* **Objective**
Below is a listing to write out in full, exactly as given, without its pictures.

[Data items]
┌────────

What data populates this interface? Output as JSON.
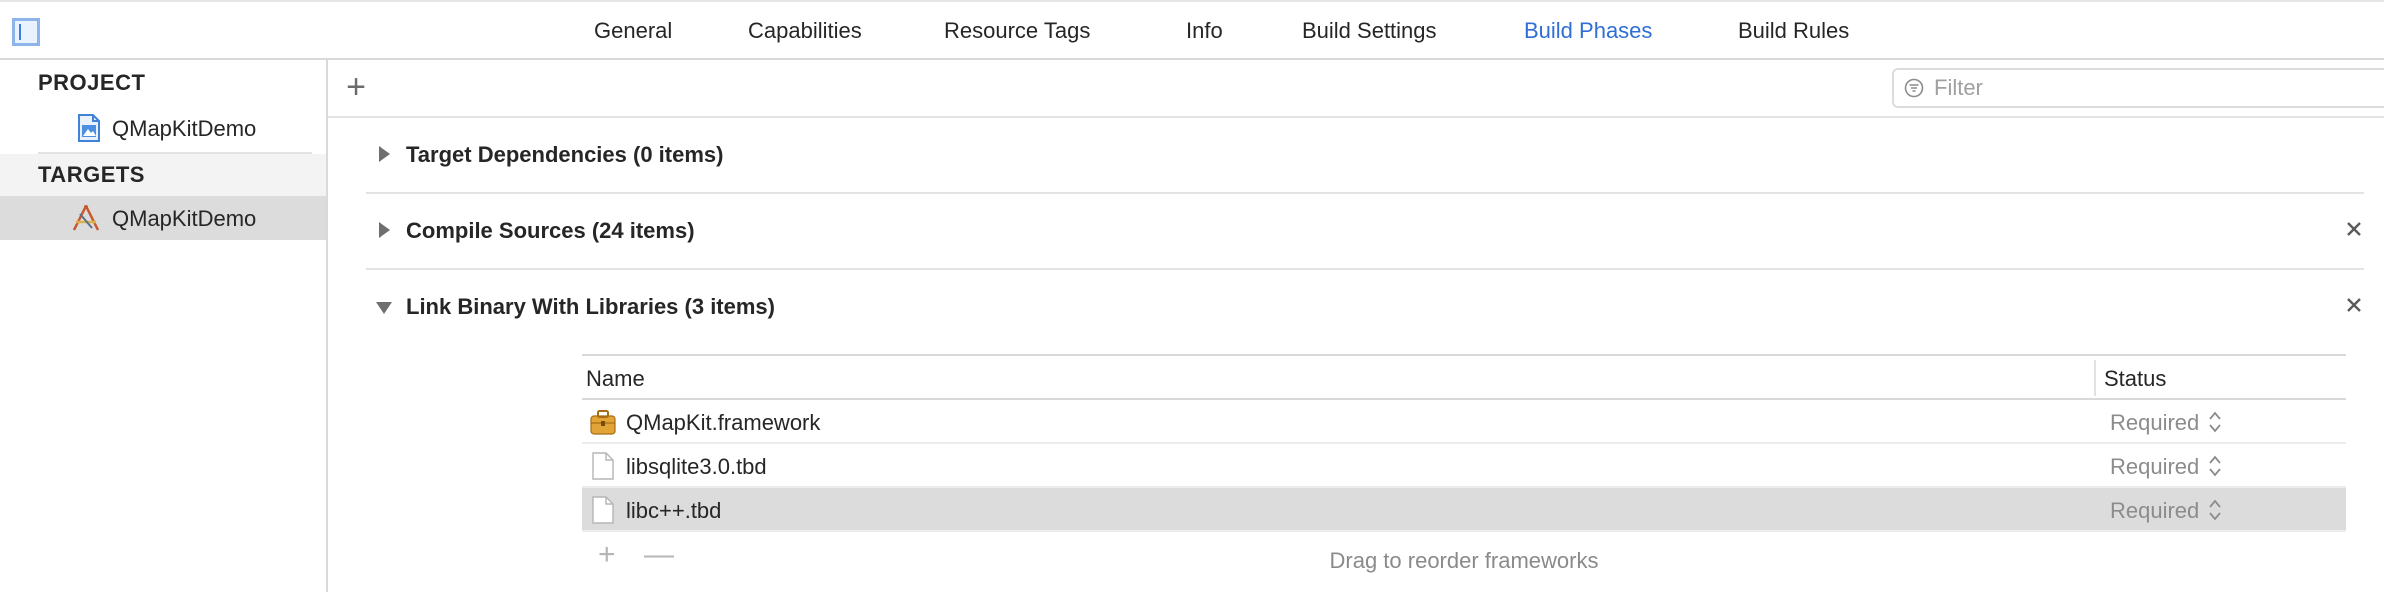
{
  "tabs": [
    {
      "label": "General",
      "active": false
    },
    {
      "label": "Capabilities",
      "active": false
    },
    {
      "label": "Resource Tags",
      "active": false
    },
    {
      "label": "Info",
      "active": false
    },
    {
      "label": "Build Settings",
      "active": false
    },
    {
      "label": "Build Phases",
      "active": true
    },
    {
      "label": "Build Rules",
      "active": false
    }
  ],
  "sidebar": {
    "project_header": "PROJECT",
    "project_item": "QMapKitDemo",
    "targets_header": "TARGETS",
    "target_item": "QMapKitDemo"
  },
  "toolbar": {
    "add_label": "+",
    "filter_placeholder": "Filter"
  },
  "phases": [
    {
      "title": "Target Dependencies (0 items)",
      "expanded": false,
      "closable": false
    },
    {
      "title": "Compile Sources (24 items)",
      "expanded": false,
      "closable": true
    },
    {
      "title": "Link Binary With Libraries (3 items)",
      "expanded": true,
      "closable": true
    }
  ],
  "libraries": {
    "col_name": "Name",
    "col_status": "Status",
    "rows": [
      {
        "name": "QMapKit.framework",
        "status": "Required",
        "icon": "framework-icon",
        "selected": false
      },
      {
        "name": "libsqlite3.0.tbd",
        "status": "Required",
        "icon": "file-icon",
        "selected": false
      },
      {
        "name": "libc++.tbd",
        "status": "Required",
        "icon": "file-icon",
        "selected": true
      }
    ],
    "add_label": "+",
    "remove_label": "—",
    "hint": "Drag to reorder frameworks"
  },
  "colors": {
    "accent": "#2f6fd6",
    "selection": "#dcdcdc"
  }
}
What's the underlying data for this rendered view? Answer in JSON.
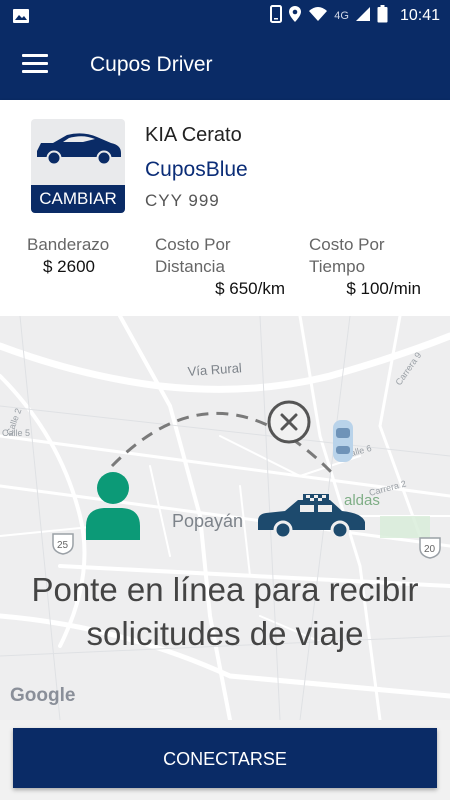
{
  "status_bar": {
    "network": "4G",
    "time": "10:41"
  },
  "app_bar": {
    "title": "Cupos Driver"
  },
  "vehicle": {
    "change_label": "CAMBIAR",
    "model": "KIA Cerato",
    "company": "CuposBlue",
    "plate": "CYY 999"
  },
  "fares": {
    "flag_label": "Banderazo",
    "flag_value": "$ 2600",
    "distance_label": "Costo Por Distancia",
    "distance_value": "$ 650/km",
    "time_label": "Costo Por Tiempo",
    "time_value": "$ 100/min"
  },
  "map": {
    "labels": {
      "via_rural": "Vía Rural",
      "carrera9": "Carrera 9",
      "calle2_a": "Calle 2",
      "calle5": "Calle 5",
      "calle6": "Calle 6",
      "carrera2": "Carrera 2",
      "city": "Popayán",
      "ldas": "aldas",
      "route25": "25",
      "route20": "20"
    },
    "attribution": "Google"
  },
  "message_line1": "Ponte en línea para recibir",
  "message_line2": "solicitudes de viaje",
  "connect_label": "CONECTARSE",
  "colors": {
    "primary": "#0a2b66",
    "person": "#0c9a77",
    "taxi": "#1d4a6d"
  }
}
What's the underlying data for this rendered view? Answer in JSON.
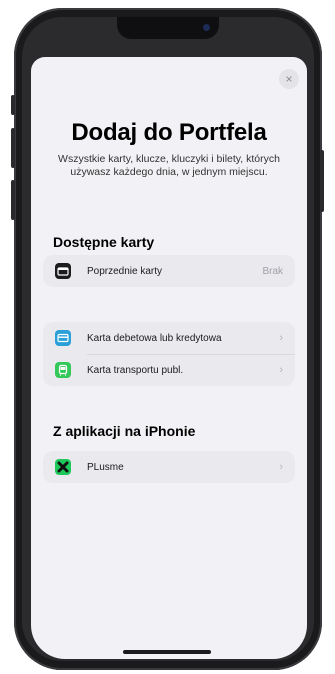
{
  "sheet": {
    "close_glyph": "×",
    "title": "Dodaj do Portfela",
    "subtitle": "Wszystkie karty, klucze, kluczyki i bilety, których używasz każdego dnia, w jednym miejscu."
  },
  "sections": [
    {
      "title": "Dostępne karty",
      "rows": [
        {
          "icon": "wallet-icon",
          "icon_color": "#1c1c1e",
          "label": "Poprzednie karty",
          "value": "Brak"
        }
      ]
    },
    {
      "title": "",
      "rows": [
        {
          "icon": "credit-card-icon",
          "icon_color": "#2a9fd8",
          "label": "Karta debetowa lub kredytowa",
          "chevron": "›"
        },
        {
          "icon": "transit-card-icon",
          "icon_color": "#34c759",
          "label": "Karta transportu publ.",
          "chevron": "›"
        }
      ]
    },
    {
      "title": "Z aplikacji na iPhonie",
      "rows": [
        {
          "icon": "plusme-app-icon",
          "icon_color": "#1fc85a",
          "label": "PLusme",
          "chevron": "›"
        }
      ]
    }
  ]
}
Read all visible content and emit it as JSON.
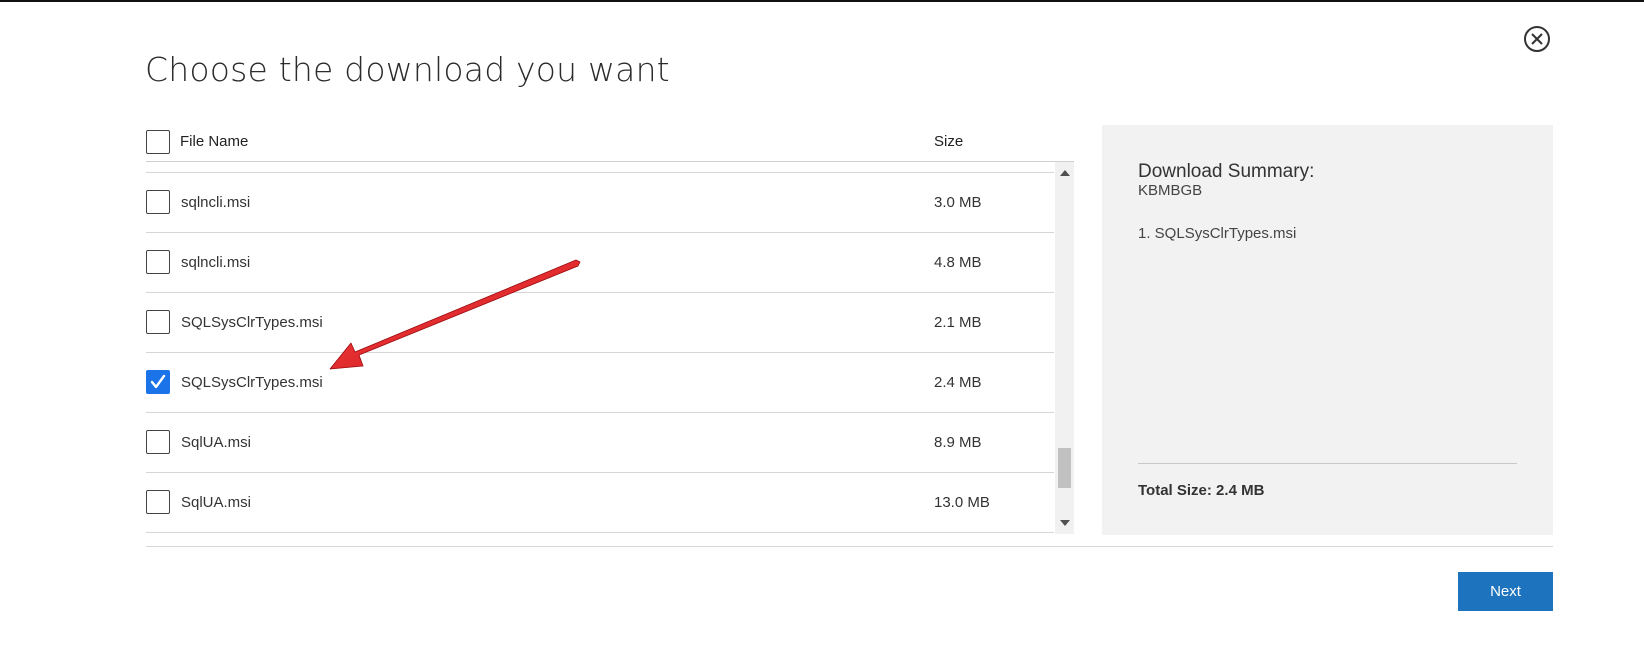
{
  "dialog": {
    "title": "Choose the download you want",
    "close_icon": "close-circle-icon"
  },
  "table": {
    "header": {
      "file_name": "File Name",
      "size": "Size",
      "select_all_checked": false
    },
    "rows": [
      {
        "name": "sqlncli.msi",
        "size": "3.0 MB",
        "checked": false
      },
      {
        "name": "sqlncli.msi",
        "size": "4.8 MB",
        "checked": false
      },
      {
        "name": "SQLSysClrTypes.msi",
        "size": "2.1 MB",
        "checked": false
      },
      {
        "name": "SQLSysClrTypes.msi",
        "size": "2.4 MB",
        "checked": true
      },
      {
        "name": "SqlUA.msi",
        "size": "8.9 MB",
        "checked": false
      },
      {
        "name": "SqlUA.msi",
        "size": "13.0 MB",
        "checked": false
      }
    ]
  },
  "summary": {
    "title": "Download Summary:",
    "kb": "KBMBGB",
    "items": [
      "1. SQLSysClrTypes.msi"
    ],
    "total_label": "Total Size: 2.4 MB"
  },
  "footer": {
    "next_label": "Next"
  },
  "colors": {
    "accent": "#1e73be",
    "checkbox_checked": "#1a73e8",
    "annotation_arrow": "#e0141a"
  }
}
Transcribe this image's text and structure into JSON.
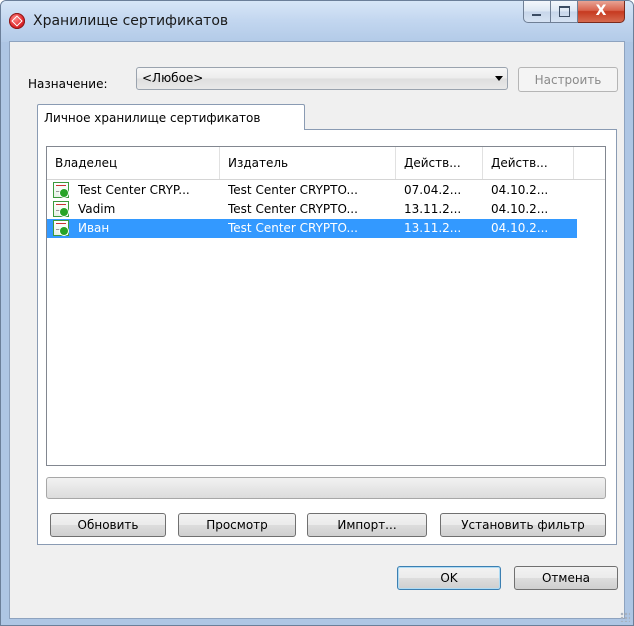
{
  "window": {
    "title": "Хранилище сертификатов",
    "caption_close": "X",
    "colors": {
      "selection": "#3399ff",
      "close_button": "#c6391f",
      "cert_icon": "#28a428"
    }
  },
  "purpose": {
    "label": "Назначение:",
    "selected_value": "<Любое>",
    "configure_button": "Настроить"
  },
  "tabs": [
    {
      "label": "Личное хранилище сертификатов",
      "active": true
    }
  ],
  "certificates": {
    "columns": [
      "Владелец",
      "Издатель",
      "Действ...",
      "Действ..."
    ],
    "rows": [
      {
        "owner": "Test Center CRYP...",
        "issuer": "Test Center CRYPTO...",
        "valid_from": "07.04.2...",
        "valid_to": "04.10.2...",
        "selected": false,
        "icon": "certificate-icon"
      },
      {
        "owner": "Vadim",
        "issuer": "Test Center CRYPTO...",
        "valid_from": "13.11.2...",
        "valid_to": "04.10.2...",
        "selected": false,
        "icon": "certificate-icon"
      },
      {
        "owner": "Иван",
        "issuer": "Test Center CRYPTO...",
        "valid_from": "13.11.2...",
        "valid_to": "04.10.2...",
        "selected": true,
        "icon": "certificate-icon"
      }
    ]
  },
  "actions": {
    "refresh": "Обновить",
    "view": "Просмотр",
    "import": "Импорт...",
    "set_filter": "Установить фильтр"
  },
  "dialog": {
    "ok": "OK",
    "cancel": "Отмена"
  }
}
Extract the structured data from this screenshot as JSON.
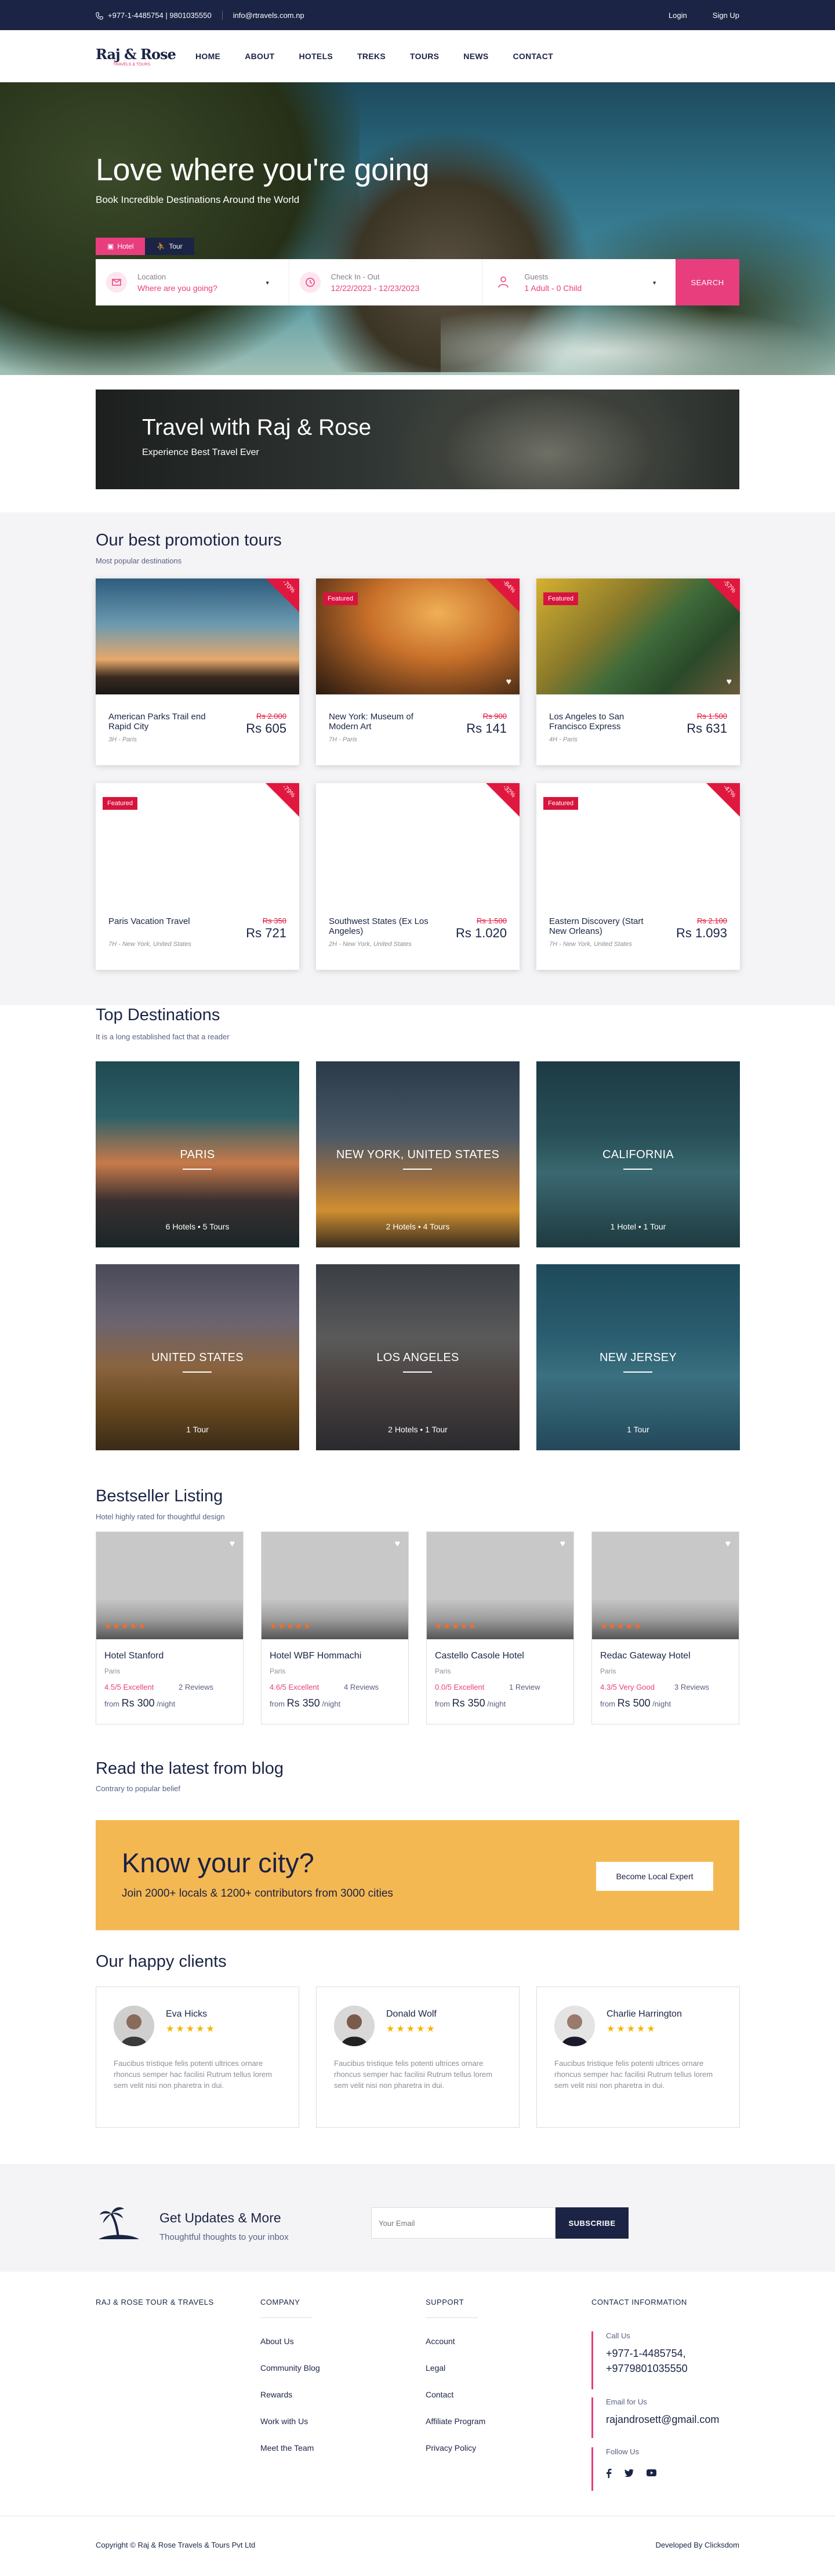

└────────

* **Exercise solution**
What data populates this interface? Output as JSON.
{
  "tabs": [
    {
      "label": "General",
      "active": false
    },
    {
      "label": "Capabilities",
      "active": false
    },
    {
      "label": "Resource Tags",
      "active": false
    },
    {
      "label": "Info",
      "active": false
    },
    {
      "label": "Build Settings",
      "active": false
    },
    {
      "label": "Build Phases",
      "active": true
    },
    {
      "label": "Build Rules",
      "active": false
    }
  ],
  "sidebar": {
    "project_header": "PROJECT",
    "project_item": "QMapKitDemo",
    "targets_header": "TARGETS",
    "target_item": "QMapKitDemo"
  },
  "toolbar": {
    "add_label": "+",
    "filter_placeholder": "Filter"
  },
  "phases": [
    {
      "title": "Target Dependencies (0 items)",
      "expanded": false,
      "closable": false
    },
    {
      "title": "Compile Sources (24 items)",
      "expanded": false,
      "closable": true
    },
    {
      "title": "Link Binary With Libraries (3 items)",
      "expanded": true,
      "closable": true
    }
  ],
  "libraries": {
    "col_name": "Name",
    "col_status": "Status",
    "rows": [
      {
        "name": "QMapKit.framework",
        "status": "Required",
        "icon": "framework-icon",
        "selected": false
      },
      {
        "name": "libsqlite3.0.tbd",
        "status": "Required",
        "icon": "file-icon",
        "selected": false
      },
      {
        "name": "libc++.tbd",
        "status": "Required",
        "icon": "file-icon",
        "selected": true
      }
    ],
    "add_label": "+",
    "remove_label": "—",
    "hint": "Drag to reorder frameworks"
  },
  "colors": {
    "accent": "#2f6fd6",
    "selection": "#dcdcdc"
  }
}
What's the underlying data for this rendered view? Answer in JSON.
{
  "status_bar": {
    "network": "4G",
    "time": "10:41"
  },
  "app_bar": {
    "title": "Cupos Driver"
  },
  "vehicle": {
    "change_label": "CAMBIAR",
    "model": "KIA Cerato",
    "company": "CuposBlue",
    "plate": "CYY 999"
  },
  "fares": {
    "flag_label": "Banderazo",
    "flag_value": "$ 2600",
    "distance_label": "Costo Por Distancia",
    "distance_value": "$ 650/km",
    "time_label": "Costo Por Tiempo",
    "time_value": "$ 100/min"
  },
  "map": {
    "labels": {
      "via_rural": "Vía Rural",
      "carrera9": "Carrera 9",
      "calle2_a": "Calle 2",
      "calle5": "Calle 5",
      "calle6": "Calle 6",
      "carrera2": "Carrera 2",
      "city": "Popayán",
      "ldas": "aldas",
      "route25": "25",
      "route20": "20"
    },
    "attribution": "Google"
  },
  "message_line1": "Ponte en línea para recibir",
  "message_line2": "solicitudes de viaje",
  "connect_label": "CONECTARSE",
  "colors": {
    "primary": "#0a2b66",
    "person": "#0c9a77",
    "taxi": "#1d4a6d"
  }
}
What's the underlying data for this rendered view? Answer in JSON.
{
  "sheet": {
    "close_glyph": "×",
    "title": "Dodaj do Portfela",
    "subtitle": "Wszystkie karty, klucze, kluczyki i bilety, których używasz każdego dnia, w jednym miejscu."
  },
  "sections": [
    {
      "title": "Dostępne karty",
      "rows": [
        {
          "icon": "wallet-icon",
          "icon_color": "#1c1c1e",
          "label": "Poprzednie karty",
          "value": "Brak"
        }
      ]
    },
    {
      "title": "",
      "rows": [
        {
          "icon": "credit-card-icon",
          "icon_color": "#2a9fd8",
          "label": "Karta debetowa lub kredytowa",
          "chevron": "›"
        },
        {
          "icon": "transit-card-icon",
          "icon_color": "#34c759",
          "label": "Karta transportu publ.",
          "chevron": "›"
        }
      ]
    },
    {
      "title": "Z aplikacji na iPhonie",
      "rows": [
        {
          "icon": "plusme-app-icon",
          "icon_color": "#1fc85a",
          "label": "PLusme",
          "chevron": "›"
        }
      ]
    }
  ]
}
Read all visible content and emit it as JSON.
{
  "dialog": {
    "title": "Choose the download you want",
    "close_icon": "close-circle-icon"
  },
  "table": {
    "header": {
      "file_name": "File Name",
      "size": "Size",
      "select_all_checked": false
    },
    "rows": [
      {
        "name": "sqlncli.msi",
        "size": "3.0 MB",
        "checked": false
      },
      {
        "name": "sqlncli.msi",
        "size": "4.8 MB",
        "checked": false
      },
      {
        "name": "SQLSysClrTypes.msi",
        "size": "2.1 MB",
        "checked": false
      },
      {
        "name": "SQLSysClrTypes.msi",
        "size": "2.4 MB",
        "checked": true
      },
      {
        "name": "SqlUA.msi",
        "size": "8.9 MB",
        "checked": false
      },
      {
        "name": "SqlUA.msi",
        "size": "13.0 MB",
        "checked": false
      }
    ]
  },
  "summary": {
    "title": "Download Summary:",
    "kb": "KBMBGB",
    "items": [
      "1. SQLSysClrTypes.msi"
    ],
    "total_label": "Total Size: 2.4 MB"
  },
  "footer": {
    "next_label": "Next"
  },
  "colors": {
    "accent": "#1e73be",
    "checkbox_checked": "#1a73e8",
    "annotation_arrow": "#e0141a"
  }
}
Transcribe this image's text and structure into JSON.
{
  "window": {
    "title": "Хранилище сертификатов",
    "caption_close": "X",
    "colors": {
      "selection": "#3399ff",
      "close_button": "#c6391f",
      "cert_icon": "#28a428"
    }
  },
  "purpose": {
    "label": "Назначение:",
    "selected_value": "<Любое>",
    "configure_button": "Настроить"
  },
  "tabs": [
    {
      "label": "Личное хранилище сертификатов",
      "active": true
    }
  ],
  "certificates": {
    "columns": [
      "Владелец",
      "Издатель",
      "Действ...",
      "Действ..."
    ],
    "rows": [
      {
        "owner": "Test Center CRYP...",
        "issuer": "Test Center CRYPTO...",
        "valid_from": "07.04.2...",
        "valid_to": "04.10.2...",
        "selected": false,
        "icon": "certificate-icon"
      },
      {
        "owner": "Vadim",
        "issuer": "Test Center CRYPTO...",
        "valid_from": "13.11.2...",
        "valid_to": "04.10.2...",
        "selected": false,
        "icon": "certificate-icon"
      },
      {
        "owner": "Иван",
        "issuer": "Test Center CRYPTO...",
        "valid_from": "13.11.2...",
        "valid_to": "04.10.2...",
        "selected": true,
        "icon": "certificate-icon"
      }
    ]
  },
  "actions": {
    "refresh": "Обновить",
    "view": "Просмотр",
    "import": "Импорт...",
    "set_filter": "Установить фильтр"
  },
  "dialog": {
    "ok": "OK",
    "cancel": "Отмена"
  }
}
Extract the structured data from this screenshot as JSON.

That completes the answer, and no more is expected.